• _EXERCISE GOAL_: All lines below must be repeated exactly, with the pictures omitted.

• _ITEMS_:
=-=-=-=-=
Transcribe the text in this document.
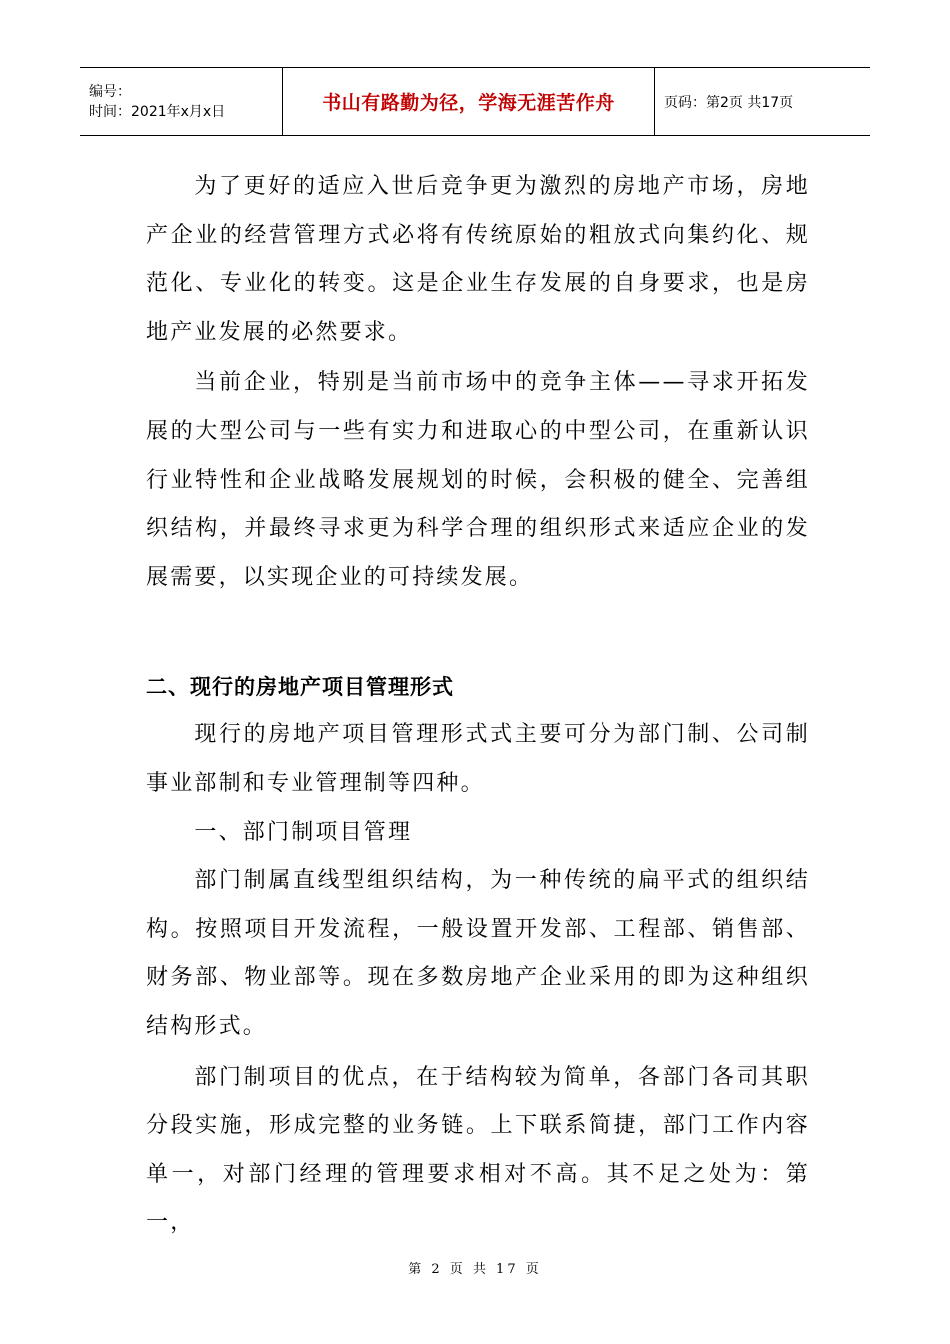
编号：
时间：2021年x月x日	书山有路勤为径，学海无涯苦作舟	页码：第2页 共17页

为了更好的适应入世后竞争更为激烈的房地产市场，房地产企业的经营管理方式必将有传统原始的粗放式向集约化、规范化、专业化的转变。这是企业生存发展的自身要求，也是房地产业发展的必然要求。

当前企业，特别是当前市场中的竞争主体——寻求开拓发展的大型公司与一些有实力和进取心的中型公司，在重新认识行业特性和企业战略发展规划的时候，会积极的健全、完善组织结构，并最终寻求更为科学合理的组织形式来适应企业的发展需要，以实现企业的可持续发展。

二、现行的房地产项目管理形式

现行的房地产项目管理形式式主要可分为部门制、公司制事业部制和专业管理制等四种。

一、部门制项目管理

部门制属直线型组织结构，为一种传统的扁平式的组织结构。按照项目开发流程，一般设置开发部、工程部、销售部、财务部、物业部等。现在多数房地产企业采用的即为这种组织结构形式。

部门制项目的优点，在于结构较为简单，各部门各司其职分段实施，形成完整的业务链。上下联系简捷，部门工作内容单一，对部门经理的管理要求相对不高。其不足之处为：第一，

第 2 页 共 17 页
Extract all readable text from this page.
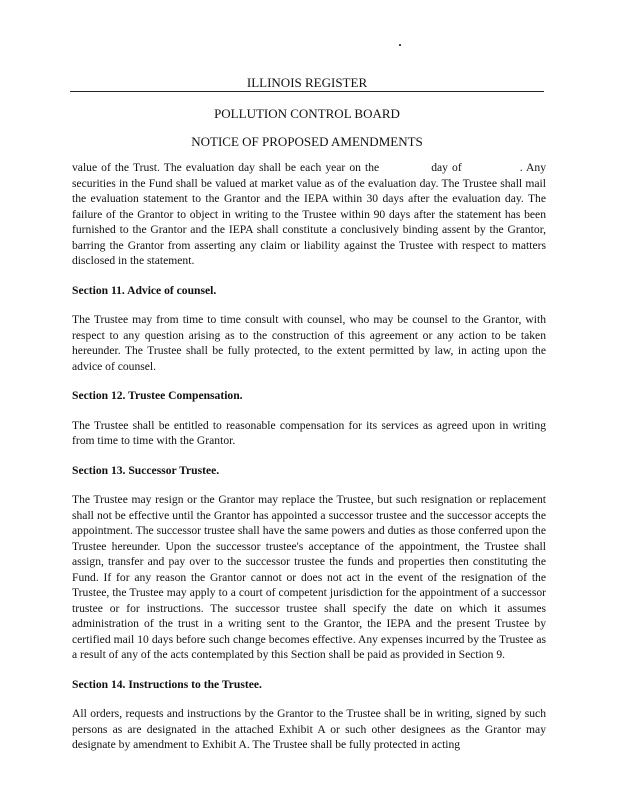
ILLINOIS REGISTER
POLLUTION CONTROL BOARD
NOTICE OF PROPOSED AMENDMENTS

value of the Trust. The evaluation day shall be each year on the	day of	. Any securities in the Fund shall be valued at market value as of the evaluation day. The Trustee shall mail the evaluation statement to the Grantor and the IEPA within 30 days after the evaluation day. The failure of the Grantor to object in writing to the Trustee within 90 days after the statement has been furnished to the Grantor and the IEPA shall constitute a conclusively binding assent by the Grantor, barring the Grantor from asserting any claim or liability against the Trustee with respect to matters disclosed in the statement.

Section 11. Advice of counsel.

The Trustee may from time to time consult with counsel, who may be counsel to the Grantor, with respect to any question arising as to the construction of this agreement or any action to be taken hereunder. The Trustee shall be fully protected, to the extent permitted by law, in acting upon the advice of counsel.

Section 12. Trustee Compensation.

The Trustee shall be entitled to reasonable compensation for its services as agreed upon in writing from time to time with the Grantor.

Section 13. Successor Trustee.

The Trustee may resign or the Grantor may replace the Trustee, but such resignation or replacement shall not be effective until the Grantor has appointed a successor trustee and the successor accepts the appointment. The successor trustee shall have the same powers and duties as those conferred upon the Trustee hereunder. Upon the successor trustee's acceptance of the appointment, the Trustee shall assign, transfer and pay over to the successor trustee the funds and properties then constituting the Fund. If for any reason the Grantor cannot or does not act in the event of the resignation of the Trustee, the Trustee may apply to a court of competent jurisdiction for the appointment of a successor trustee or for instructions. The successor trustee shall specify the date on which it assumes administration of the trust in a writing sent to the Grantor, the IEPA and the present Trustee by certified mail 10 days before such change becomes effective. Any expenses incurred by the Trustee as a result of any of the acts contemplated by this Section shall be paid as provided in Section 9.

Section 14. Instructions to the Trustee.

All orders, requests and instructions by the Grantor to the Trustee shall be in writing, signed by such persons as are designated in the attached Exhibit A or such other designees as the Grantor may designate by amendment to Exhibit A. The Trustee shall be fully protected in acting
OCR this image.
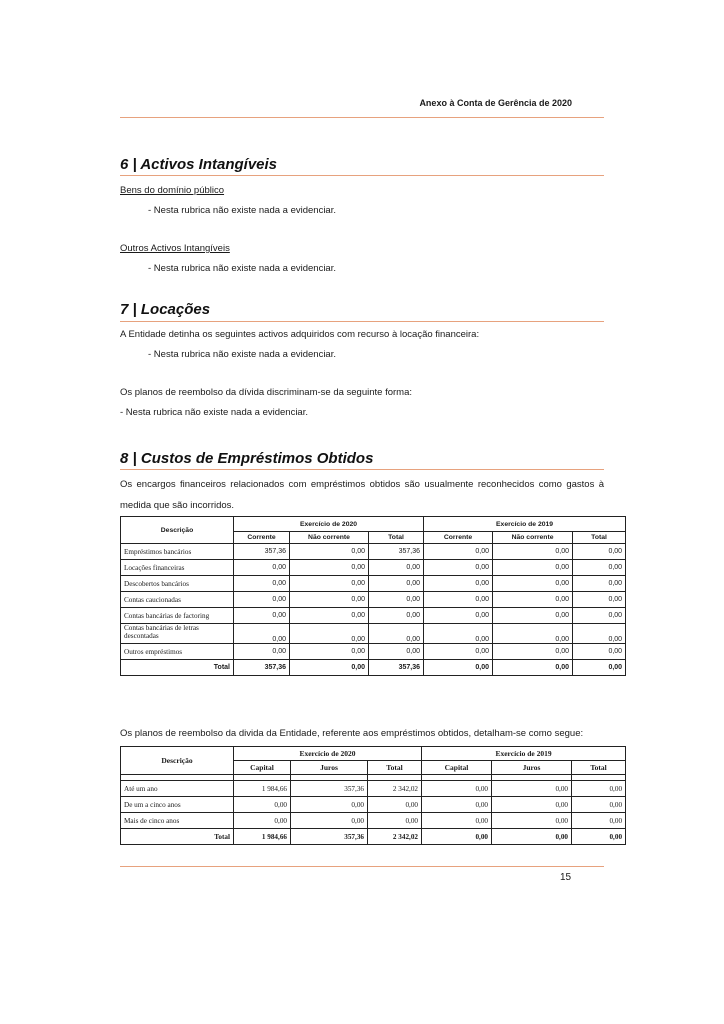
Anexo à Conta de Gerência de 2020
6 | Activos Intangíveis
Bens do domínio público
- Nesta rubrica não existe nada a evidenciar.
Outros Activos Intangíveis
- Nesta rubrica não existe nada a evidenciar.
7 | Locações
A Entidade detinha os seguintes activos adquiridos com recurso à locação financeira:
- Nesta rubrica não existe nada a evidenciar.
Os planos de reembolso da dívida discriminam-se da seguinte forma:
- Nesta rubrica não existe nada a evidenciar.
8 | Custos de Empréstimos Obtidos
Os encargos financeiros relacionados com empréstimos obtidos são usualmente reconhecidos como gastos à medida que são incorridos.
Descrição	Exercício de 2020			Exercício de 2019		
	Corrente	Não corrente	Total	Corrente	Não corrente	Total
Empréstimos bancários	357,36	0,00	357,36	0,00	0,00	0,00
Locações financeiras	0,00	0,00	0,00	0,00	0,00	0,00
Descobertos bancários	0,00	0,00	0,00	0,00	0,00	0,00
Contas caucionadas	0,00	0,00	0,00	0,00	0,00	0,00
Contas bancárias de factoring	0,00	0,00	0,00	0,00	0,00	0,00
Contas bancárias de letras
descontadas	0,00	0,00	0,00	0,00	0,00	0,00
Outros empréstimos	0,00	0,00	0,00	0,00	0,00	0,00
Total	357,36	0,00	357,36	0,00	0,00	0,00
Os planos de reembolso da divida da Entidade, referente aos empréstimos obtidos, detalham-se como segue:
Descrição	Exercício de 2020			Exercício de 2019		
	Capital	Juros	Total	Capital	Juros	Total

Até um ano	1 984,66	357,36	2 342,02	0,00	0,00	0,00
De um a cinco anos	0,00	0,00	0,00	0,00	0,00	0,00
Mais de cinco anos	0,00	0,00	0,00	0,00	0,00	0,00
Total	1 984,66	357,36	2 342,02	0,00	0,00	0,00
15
=-=-=-=-=
• _FULL ANSWER_:
Transcribe the text in this document.
编号：
时间：2021年x月x日	书山有路勤为径，学海无涯苦作舟	页码：第2页 共17页

为了更好的适应入世后竞争更为激烈的房地产市场，房地产企业的经营管理方式必将有传统原始的粗放式向集约化、规范化、专业化的转变。这是企业生存发展的自身要求，也是房地产业发展的必然要求。

当前企业，特别是当前市场中的竞争主体——寻求开拓发展的大型公司与一些有实力和进取心的中型公司，在重新认识行业特性和企业战略发展规划的时候，会积极的健全、完善组织结构，并最终寻求更为科学合理的组织形式来适应企业的发展需要，以实现企业的可持续发展。

二、现行的房地产项目管理形式

现行的房地产项目管理形式式主要可分为部门制、公司制事业部制和专业管理制等四种。

一、部门制项目管理

部门制属直线型组织结构，为一种传统的扁平式的组织结构。按照项目开发流程，一般设置开发部、工程部、销售部、财务部、物业部等。现在多数房地产企业采用的即为这种组织结构形式。

部门制项目的优点，在于结构较为简单，各部门各司其职分段实施，形成完整的业务链。上下联系简捷，部门工作内容单一，对部门经理的管理要求相对不高。其不足之处为：第一，

第 2 页 共 17 页
Extract all readable text from this page.
ILLINOIS REGISTER
POLLUTION CONTROL BOARD
NOTICE OF PROPOSED AMENDMENTS

value of the Trust. The evaluation day shall be each year on the	day of	. Any securities in the Fund shall be valued at market value as of the evaluation day. The Trustee shall mail the evaluation statement to the Grantor and the IEPA within 30 days after the evaluation day. The failure of the Grantor to object in writing to the Trustee within 90 days after the statement has been furnished to the Grantor and the IEPA shall constitute a conclusively binding assent by the Grantor, barring the Grantor from asserting any claim or liability against the Trustee with respect to matters disclosed in the statement.

Section 11. Advice of counsel.

The Trustee may from time to time consult with counsel, who may be counsel to the Grantor, with respect to any question arising as to the construction of this agreement or any action to be taken hereunder. The Trustee shall be fully protected, to the extent permitted by law, in acting upon the advice of counsel.

Section 12. Trustee Compensation.

The Trustee shall be entitled to reasonable compensation for its services as agreed upon in writing from time to time with the Grantor.

Section 13. Successor Trustee.

The Trustee may resign or the Grantor may replace the Trustee, but such resignation or replacement shall not be effective until the Grantor has appointed a successor trustee and the successor accepts the appointment. The successor trustee shall have the same powers and duties as those conferred upon the Trustee hereunder. Upon the successor trustee's acceptance of the appointment, the Trustee shall assign, transfer and pay over to the successor trustee the funds and properties then constituting the Fund. If for any reason the Grantor cannot or does not act in the event of the resignation of the Trustee, the Trustee may apply to a court of competent jurisdiction for the appointment of a successor trustee or for instructions. The successor trustee shall specify the date on which it assumes administration of the trust in a writing sent to the Grantor, the IEPA and the present Trustee by certified mail 10 days before such change becomes effective. Any expenses incurred by the Trustee as a result of any of the acts contemplated by this Section shall be paid as provided in Section 9.

Section 14. Instructions to the Trustee.

All orders, requests and instructions by the Grantor to the Trustee shall be in writing, signed by such persons as are designated in the attached Exhibit A or such other designees as the Grantor may designate by amendment to Exhibit A. The Trustee shall be fully protected in acting
OCR this image.
Anexo à Conta de Gerência de 2020
6 | Activos Intangíveis
Bens do domínio público
- Nesta rubrica não existe nada a evidenciar.
Outros Activos Intangíveis
- Nesta rubrica não existe nada a evidenciar.
7 | Locações
A Entidade detinha os seguintes activos adquiridos com recurso à locação financeira:
- Nesta rubrica não existe nada a evidenciar.
Os planos de reembolso da dívida discriminam-se da seguinte forma:
- Nesta rubrica não existe nada a evidenciar.
8 | Custos de Empréstimos Obtidos
Os encargos financeiros relacionados com empréstimos obtidos são usualmente reconhecidos como gastos à medida que são incorridos.
Descrição	Exercício de 2020			Exercício de 2019		
	Corrente	Não corrente	Total	Corrente	Não corrente	Total
Empréstimos bancários	357,36	0,00	357,36	0,00	0,00	0,00
Locações financeiras	0,00	0,00	0,00	0,00	0,00	0,00
Descobertos bancários	0,00	0,00	0,00	0,00	0,00	0,00
Contas caucionadas	0,00	0,00	0,00	0,00	0,00	0,00
Contas bancárias de factoring	0,00	0,00	0,00	0,00	0,00	0,00
Contas bancárias de letras
descontadas	0,00	0,00	0,00	0,00	0,00	0,00
Outros empréstimos	0,00	0,00	0,00	0,00	0,00	0,00
Total	357,36	0,00	357,36	0,00	0,00	0,00
Os planos de reembolso da divida da Entidade, referente aos empréstimos obtidos, detalham-se como segue:
Descrição	Exercício de 2020			Exercício de 2019		
	Capital	Juros	Total	Capital	Juros	Total

Até um ano	1 984,66	357,36	2 342,02	0,00	0,00	0,00
De um a cinco anos	0,00	0,00	0,00	0,00	0,00	0,00
Mais de cinco anos	0,00	0,00	0,00	0,00	0,00	0,00
Total	1 984,66	357,36	2 342,02	0,00	0,00	0,00
15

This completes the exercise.